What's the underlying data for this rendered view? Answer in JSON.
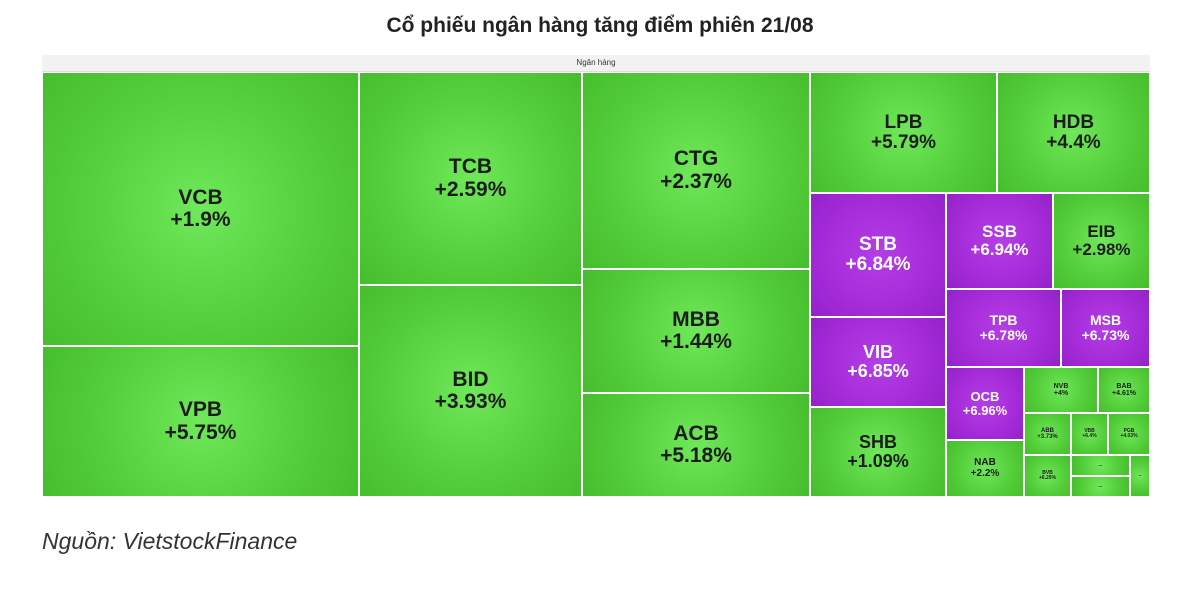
{
  "title": "Cổ phiếu ngân hàng tăng điểm phiên 21/08",
  "source": "Nguồn: VietstockFinance",
  "colors": {
    "up": "#55cf3b",
    "ceiling": "#a52bd9"
  },
  "chart_data": {
    "type": "treemap",
    "group": "Ngân hàng",
    "tiles": [
      {
        "ticker": "VCB",
        "change": "+1.9%",
        "color": "green"
      },
      {
        "ticker": "VPB",
        "change": "+5.75%",
        "color": "green"
      },
      {
        "ticker": "TCB",
        "change": "+2.59%",
        "color": "green"
      },
      {
        "ticker": "BID",
        "change": "+3.93%",
        "color": "green"
      },
      {
        "ticker": "CTG",
        "change": "+2.37%",
        "color": "green"
      },
      {
        "ticker": "MBB",
        "change": "+1.44%",
        "color": "green"
      },
      {
        "ticker": "ACB",
        "change": "+5.18%",
        "color": "green"
      },
      {
        "ticker": "LPB",
        "change": "+5.79%",
        "color": "green"
      },
      {
        "ticker": "HDB",
        "change": "+4.4%",
        "color": "green"
      },
      {
        "ticker": "STB",
        "change": "+6.84%",
        "color": "purple"
      },
      {
        "ticker": "SSB",
        "change": "+6.94%",
        "color": "purple"
      },
      {
        "ticker": "EIB",
        "change": "+2.98%",
        "color": "green"
      },
      {
        "ticker": "TPB",
        "change": "+6.78%",
        "color": "purple"
      },
      {
        "ticker": "MSB",
        "change": "+6.73%",
        "color": "purple"
      },
      {
        "ticker": "VIB",
        "change": "+6.85%",
        "color": "purple"
      },
      {
        "ticker": "OCB",
        "change": "+6.96%",
        "color": "purple"
      },
      {
        "ticker": "SHB",
        "change": "+1.09%",
        "color": "green"
      },
      {
        "ticker": "NVB",
        "change": "+4%",
        "color": "green"
      },
      {
        "ticker": "BAB",
        "change": "+4.61%",
        "color": "green"
      },
      {
        "ticker": "ABB",
        "change": "+3.73%",
        "color": "green"
      },
      {
        "ticker": "VBB",
        "change": "+6.4%",
        "color": "green"
      },
      {
        "ticker": "PGB",
        "change": "+4.03%",
        "color": "green"
      },
      {
        "ticker": "NAB",
        "change": "+2.2%",
        "color": "green"
      },
      {
        "ticker": "BVB",
        "change": "+6.29%",
        "color": "green"
      },
      {
        "ticker": "...",
        "change": "",
        "color": "green"
      },
      {
        "ticker": "...",
        "change": "",
        "color": "green"
      },
      {
        "ticker": "..",
        "change": "",
        "color": "green"
      }
    ]
  }
}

* * *

DO THIS -> Strip out the pictures and quote the remaining data word for word.

COMPLETED TASK ->
What's the underlying data for this rendered view? Answer in JSON.
{
  "title": "Cổ phiếu ngân hàng tăng điểm phiên 21/08",
  "source": "Nguồn: VietstockFinance",
  "colors": {
    "up": "#55cf3b",
    "ceiling": "#a52bd9"
  },
  "chart_data": {
    "type": "treemap",
    "group": "Ngân hàng",
    "tiles": [
      {
        "ticker": "VCB",
        "change": "+1.9%",
        "color": "green"
      },
      {
        "ticker": "VPB",
        "change": "+5.75%",
        "color": "green"
      },
      {
        "ticker": "TCB",
        "change": "+2.59%",
        "color": "green"
      },
      {
        "ticker": "BID",
        "change": "+3.93%",
        "color": "green"
      },
      {
        "ticker": "CTG",
        "change": "+2.37%",
        "color": "green"
      },
      {
        "ticker": "MBB",
        "change": "+1.44%",
        "color": "green"
      },
      {
        "ticker": "ACB",
        "change": "+5.18%",
        "color": "green"
      },
      {
        "ticker": "LPB",
        "change": "+5.79%",
        "color": "green"
      },
      {
        "ticker": "HDB",
        "change": "+4.4%",
        "color": "green"
      },
      {
        "ticker": "STB",
        "change": "+6.84%",
        "color": "purple"
      },
      {
        "ticker": "SSB",
        "change": "+6.94%",
        "color": "purple"
      },
      {
        "ticker": "EIB",
        "change": "+2.98%",
        "color": "green"
      },
      {
        "ticker": "TPB",
        "change": "+6.78%",
        "color": "purple"
      },
      {
        "ticker": "MSB",
        "change": "+6.73%",
        "color": "purple"
      },
      {
        "ticker": "VIB",
        "change": "+6.85%",
        "color": "purple"
      },
      {
        "ticker": "OCB",
        "change": "+6.96%",
        "color": "purple"
      },
      {
        "ticker": "SHB",
        "change": "+1.09%",
        "color": "green"
      },
      {
        "ticker": "NVB",
        "change": "+4%",
        "color": "green"
      },
      {
        "ticker": "BAB",
        "change": "+4.61%",
        "color": "green"
      },
      {
        "ticker": "ABB",
        "change": "+3.73%",
        "color": "green"
      },
      {
        "ticker": "VBB",
        "change": "+6.4%",
        "color": "green"
      },
      {
        "ticker": "PGB",
        "change": "+4.03%",
        "color": "green"
      },
      {
        "ticker": "NAB",
        "change": "+2.2%",
        "color": "green"
      },
      {
        "ticker": "BVB",
        "change": "+6.29%",
        "color": "green"
      },
      {
        "ticker": "...",
        "change": "",
        "color": "green"
      },
      {
        "ticker": "...",
        "change": "",
        "color": "green"
      },
      {
        "ticker": "..",
        "change": "",
        "color": "green"
      }
    ]
  }
}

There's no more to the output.